_INSTRUCTIONS FOR THE TASK_:
Check each line of the listing for the word "Keler" and report how many lines contain it, giving nothing but the number.
═══ SUPPLIED RECORDS ═══
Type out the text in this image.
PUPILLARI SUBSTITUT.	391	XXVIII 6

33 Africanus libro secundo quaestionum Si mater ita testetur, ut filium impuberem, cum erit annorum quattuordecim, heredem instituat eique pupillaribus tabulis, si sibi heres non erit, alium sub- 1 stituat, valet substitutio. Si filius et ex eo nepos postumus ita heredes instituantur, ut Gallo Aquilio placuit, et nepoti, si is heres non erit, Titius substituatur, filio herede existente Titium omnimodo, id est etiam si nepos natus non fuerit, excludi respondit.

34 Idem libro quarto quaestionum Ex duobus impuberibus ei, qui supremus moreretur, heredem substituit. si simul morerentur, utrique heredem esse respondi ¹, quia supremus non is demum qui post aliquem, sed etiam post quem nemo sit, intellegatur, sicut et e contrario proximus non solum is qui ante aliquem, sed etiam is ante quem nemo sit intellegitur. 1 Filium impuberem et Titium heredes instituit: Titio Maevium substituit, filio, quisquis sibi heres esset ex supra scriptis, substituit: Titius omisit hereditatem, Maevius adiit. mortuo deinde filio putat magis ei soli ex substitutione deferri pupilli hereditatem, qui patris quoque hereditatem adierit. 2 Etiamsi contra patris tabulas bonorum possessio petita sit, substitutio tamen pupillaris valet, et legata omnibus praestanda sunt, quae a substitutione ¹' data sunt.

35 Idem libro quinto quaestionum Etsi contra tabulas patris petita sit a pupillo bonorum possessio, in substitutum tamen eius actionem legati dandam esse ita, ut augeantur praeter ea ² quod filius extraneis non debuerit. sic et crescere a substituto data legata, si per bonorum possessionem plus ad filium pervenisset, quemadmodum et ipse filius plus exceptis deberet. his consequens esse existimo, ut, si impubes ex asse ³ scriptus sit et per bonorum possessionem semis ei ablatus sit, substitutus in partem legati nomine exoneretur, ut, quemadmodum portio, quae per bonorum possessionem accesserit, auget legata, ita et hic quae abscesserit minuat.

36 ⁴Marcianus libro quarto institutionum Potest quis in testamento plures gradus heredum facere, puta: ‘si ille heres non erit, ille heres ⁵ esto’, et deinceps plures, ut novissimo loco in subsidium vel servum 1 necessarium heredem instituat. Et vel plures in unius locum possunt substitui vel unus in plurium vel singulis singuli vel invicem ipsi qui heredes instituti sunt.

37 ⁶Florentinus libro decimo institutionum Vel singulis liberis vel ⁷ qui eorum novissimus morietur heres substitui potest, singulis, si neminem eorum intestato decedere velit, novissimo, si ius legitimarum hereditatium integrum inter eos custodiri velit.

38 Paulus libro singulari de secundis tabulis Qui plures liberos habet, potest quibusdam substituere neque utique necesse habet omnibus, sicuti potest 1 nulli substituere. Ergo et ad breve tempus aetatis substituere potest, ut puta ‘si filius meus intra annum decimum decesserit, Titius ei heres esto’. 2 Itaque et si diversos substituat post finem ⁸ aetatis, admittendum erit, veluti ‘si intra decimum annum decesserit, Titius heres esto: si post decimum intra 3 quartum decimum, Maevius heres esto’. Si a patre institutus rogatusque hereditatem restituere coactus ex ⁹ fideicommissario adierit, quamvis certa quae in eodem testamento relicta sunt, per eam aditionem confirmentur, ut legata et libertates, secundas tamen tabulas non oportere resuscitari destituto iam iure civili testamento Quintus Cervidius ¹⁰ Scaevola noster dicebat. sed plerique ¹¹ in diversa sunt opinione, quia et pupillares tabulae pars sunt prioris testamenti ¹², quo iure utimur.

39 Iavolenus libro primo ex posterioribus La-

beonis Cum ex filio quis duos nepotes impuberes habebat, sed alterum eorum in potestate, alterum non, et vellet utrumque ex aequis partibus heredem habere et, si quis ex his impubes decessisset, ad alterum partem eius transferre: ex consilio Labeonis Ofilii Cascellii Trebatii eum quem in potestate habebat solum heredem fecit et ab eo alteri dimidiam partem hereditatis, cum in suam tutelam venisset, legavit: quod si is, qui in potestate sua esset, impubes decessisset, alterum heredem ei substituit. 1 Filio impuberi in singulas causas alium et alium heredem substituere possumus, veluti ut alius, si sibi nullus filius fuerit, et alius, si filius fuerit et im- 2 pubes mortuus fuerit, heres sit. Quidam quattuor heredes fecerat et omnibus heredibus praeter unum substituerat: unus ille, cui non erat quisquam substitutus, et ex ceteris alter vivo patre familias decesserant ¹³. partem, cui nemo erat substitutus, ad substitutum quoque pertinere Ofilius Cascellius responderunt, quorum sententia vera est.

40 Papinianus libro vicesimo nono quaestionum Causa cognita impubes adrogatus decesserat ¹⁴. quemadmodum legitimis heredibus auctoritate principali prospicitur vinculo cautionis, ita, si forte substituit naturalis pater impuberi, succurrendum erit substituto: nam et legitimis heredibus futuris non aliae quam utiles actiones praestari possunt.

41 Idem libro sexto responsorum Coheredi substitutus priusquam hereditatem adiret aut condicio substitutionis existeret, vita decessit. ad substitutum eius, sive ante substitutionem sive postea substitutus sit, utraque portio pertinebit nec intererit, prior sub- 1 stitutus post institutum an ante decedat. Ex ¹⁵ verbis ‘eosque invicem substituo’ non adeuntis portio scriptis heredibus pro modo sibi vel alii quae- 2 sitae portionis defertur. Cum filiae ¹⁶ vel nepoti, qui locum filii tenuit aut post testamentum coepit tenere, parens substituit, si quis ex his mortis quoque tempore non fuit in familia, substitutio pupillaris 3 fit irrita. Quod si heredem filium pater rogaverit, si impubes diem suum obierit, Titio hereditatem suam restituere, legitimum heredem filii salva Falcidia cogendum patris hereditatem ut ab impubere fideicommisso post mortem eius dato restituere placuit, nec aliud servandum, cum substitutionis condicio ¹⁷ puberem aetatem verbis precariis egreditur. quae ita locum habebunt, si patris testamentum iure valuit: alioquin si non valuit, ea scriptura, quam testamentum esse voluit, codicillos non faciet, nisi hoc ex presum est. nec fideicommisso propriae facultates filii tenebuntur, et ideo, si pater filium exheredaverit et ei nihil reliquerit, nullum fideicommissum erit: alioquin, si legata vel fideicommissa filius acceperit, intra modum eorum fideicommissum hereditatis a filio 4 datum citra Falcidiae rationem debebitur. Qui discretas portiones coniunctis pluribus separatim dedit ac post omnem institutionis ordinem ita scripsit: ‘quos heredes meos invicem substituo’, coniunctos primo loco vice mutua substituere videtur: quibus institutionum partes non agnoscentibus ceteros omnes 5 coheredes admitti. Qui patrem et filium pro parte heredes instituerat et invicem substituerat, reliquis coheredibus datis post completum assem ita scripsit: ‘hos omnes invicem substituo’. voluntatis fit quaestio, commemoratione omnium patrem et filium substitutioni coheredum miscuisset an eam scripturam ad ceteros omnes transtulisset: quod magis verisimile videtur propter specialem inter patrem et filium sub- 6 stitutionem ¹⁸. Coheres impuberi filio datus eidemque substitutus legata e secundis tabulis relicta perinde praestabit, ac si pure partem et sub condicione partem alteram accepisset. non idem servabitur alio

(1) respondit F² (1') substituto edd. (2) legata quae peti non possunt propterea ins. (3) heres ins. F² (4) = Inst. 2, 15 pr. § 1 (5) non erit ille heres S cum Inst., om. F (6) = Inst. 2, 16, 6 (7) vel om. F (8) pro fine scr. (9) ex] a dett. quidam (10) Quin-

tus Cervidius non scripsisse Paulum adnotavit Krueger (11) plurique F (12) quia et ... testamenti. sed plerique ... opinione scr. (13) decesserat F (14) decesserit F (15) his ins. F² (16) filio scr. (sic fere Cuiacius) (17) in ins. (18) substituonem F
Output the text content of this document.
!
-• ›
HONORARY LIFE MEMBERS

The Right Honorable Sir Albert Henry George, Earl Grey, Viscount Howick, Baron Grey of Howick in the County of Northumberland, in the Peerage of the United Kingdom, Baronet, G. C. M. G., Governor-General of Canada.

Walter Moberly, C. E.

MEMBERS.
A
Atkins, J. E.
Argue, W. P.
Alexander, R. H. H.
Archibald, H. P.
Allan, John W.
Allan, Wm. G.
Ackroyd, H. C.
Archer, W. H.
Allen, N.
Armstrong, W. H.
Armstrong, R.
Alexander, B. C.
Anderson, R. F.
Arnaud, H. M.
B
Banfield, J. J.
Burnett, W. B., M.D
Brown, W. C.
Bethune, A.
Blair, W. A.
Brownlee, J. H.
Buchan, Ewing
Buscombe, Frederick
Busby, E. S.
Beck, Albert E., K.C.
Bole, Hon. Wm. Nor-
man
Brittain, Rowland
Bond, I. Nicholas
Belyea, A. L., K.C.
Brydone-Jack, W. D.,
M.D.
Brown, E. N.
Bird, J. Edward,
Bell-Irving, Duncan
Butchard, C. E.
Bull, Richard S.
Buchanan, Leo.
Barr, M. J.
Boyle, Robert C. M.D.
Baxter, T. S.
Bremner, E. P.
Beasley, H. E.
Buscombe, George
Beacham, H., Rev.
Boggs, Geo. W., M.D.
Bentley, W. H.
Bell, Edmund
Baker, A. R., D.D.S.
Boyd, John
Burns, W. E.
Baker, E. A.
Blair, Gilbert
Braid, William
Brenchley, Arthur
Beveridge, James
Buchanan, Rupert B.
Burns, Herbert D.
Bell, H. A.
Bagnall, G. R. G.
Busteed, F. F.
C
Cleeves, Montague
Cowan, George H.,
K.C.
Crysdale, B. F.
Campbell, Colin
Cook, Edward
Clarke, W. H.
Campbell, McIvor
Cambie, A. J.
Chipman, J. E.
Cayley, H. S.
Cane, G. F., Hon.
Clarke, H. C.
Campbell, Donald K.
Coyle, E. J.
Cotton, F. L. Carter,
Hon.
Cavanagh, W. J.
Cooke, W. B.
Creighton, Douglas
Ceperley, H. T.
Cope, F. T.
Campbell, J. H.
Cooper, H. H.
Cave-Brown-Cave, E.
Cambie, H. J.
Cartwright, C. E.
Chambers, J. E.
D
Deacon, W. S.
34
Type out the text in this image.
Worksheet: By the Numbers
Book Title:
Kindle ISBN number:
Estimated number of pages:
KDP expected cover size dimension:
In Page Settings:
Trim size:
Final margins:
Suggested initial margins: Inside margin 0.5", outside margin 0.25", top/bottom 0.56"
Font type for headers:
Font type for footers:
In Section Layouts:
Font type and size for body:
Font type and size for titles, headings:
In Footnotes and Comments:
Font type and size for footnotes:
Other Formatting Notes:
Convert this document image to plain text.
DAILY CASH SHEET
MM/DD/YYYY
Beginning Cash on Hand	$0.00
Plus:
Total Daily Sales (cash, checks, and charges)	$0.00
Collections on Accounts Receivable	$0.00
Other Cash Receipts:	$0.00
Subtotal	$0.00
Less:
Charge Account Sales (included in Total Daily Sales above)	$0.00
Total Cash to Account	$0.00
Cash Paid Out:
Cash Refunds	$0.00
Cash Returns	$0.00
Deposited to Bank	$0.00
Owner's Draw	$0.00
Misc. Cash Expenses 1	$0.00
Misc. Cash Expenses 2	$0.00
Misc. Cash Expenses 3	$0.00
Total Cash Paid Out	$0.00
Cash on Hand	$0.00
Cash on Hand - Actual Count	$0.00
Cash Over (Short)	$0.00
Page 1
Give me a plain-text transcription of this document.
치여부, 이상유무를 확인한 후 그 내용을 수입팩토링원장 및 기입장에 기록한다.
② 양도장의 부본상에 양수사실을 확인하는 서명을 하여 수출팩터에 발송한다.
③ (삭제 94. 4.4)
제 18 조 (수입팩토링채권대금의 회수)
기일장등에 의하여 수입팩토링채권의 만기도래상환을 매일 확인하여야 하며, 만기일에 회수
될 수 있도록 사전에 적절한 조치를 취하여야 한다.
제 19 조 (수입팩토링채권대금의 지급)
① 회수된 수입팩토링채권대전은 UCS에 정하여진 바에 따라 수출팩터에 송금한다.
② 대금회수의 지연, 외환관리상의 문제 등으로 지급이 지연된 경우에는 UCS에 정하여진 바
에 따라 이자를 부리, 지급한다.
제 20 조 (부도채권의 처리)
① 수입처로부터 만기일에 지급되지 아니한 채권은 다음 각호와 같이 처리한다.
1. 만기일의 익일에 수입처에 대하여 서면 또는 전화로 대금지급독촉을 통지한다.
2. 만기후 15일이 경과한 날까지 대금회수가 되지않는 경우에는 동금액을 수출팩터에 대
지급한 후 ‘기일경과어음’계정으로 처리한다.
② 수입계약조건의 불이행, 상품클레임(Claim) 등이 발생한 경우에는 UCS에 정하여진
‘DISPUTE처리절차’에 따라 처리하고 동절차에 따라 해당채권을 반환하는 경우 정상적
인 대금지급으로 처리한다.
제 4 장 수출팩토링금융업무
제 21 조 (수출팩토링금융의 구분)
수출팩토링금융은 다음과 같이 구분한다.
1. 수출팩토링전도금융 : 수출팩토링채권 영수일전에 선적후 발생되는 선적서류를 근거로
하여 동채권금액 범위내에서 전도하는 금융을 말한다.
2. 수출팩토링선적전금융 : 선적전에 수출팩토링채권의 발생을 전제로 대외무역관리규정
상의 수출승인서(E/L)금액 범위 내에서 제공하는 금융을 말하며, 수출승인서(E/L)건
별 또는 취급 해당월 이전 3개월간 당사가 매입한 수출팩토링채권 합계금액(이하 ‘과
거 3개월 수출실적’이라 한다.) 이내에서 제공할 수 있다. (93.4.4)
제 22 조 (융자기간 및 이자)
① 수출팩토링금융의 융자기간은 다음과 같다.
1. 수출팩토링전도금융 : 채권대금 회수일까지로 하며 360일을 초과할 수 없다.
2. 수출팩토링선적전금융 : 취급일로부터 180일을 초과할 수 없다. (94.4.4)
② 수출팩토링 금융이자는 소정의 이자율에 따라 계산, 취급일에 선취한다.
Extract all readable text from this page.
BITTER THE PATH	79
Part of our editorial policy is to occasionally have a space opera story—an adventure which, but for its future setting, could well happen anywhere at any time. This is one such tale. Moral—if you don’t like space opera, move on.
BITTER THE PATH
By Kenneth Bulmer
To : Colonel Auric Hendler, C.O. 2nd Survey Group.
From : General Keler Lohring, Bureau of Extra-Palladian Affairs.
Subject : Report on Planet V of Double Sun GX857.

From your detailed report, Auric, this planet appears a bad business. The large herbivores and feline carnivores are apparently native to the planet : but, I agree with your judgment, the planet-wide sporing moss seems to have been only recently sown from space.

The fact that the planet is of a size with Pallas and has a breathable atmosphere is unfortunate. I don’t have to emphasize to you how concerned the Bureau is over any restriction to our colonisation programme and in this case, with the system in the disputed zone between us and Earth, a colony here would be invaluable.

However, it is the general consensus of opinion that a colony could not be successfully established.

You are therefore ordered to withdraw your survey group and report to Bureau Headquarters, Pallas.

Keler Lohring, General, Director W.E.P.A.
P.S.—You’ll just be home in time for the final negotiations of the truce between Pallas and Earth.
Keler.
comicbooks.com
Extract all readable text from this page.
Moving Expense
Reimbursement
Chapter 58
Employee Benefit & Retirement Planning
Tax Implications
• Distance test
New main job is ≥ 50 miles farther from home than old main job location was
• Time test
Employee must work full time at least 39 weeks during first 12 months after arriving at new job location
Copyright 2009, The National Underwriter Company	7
═══
_EXPECTED ANSWER_:
3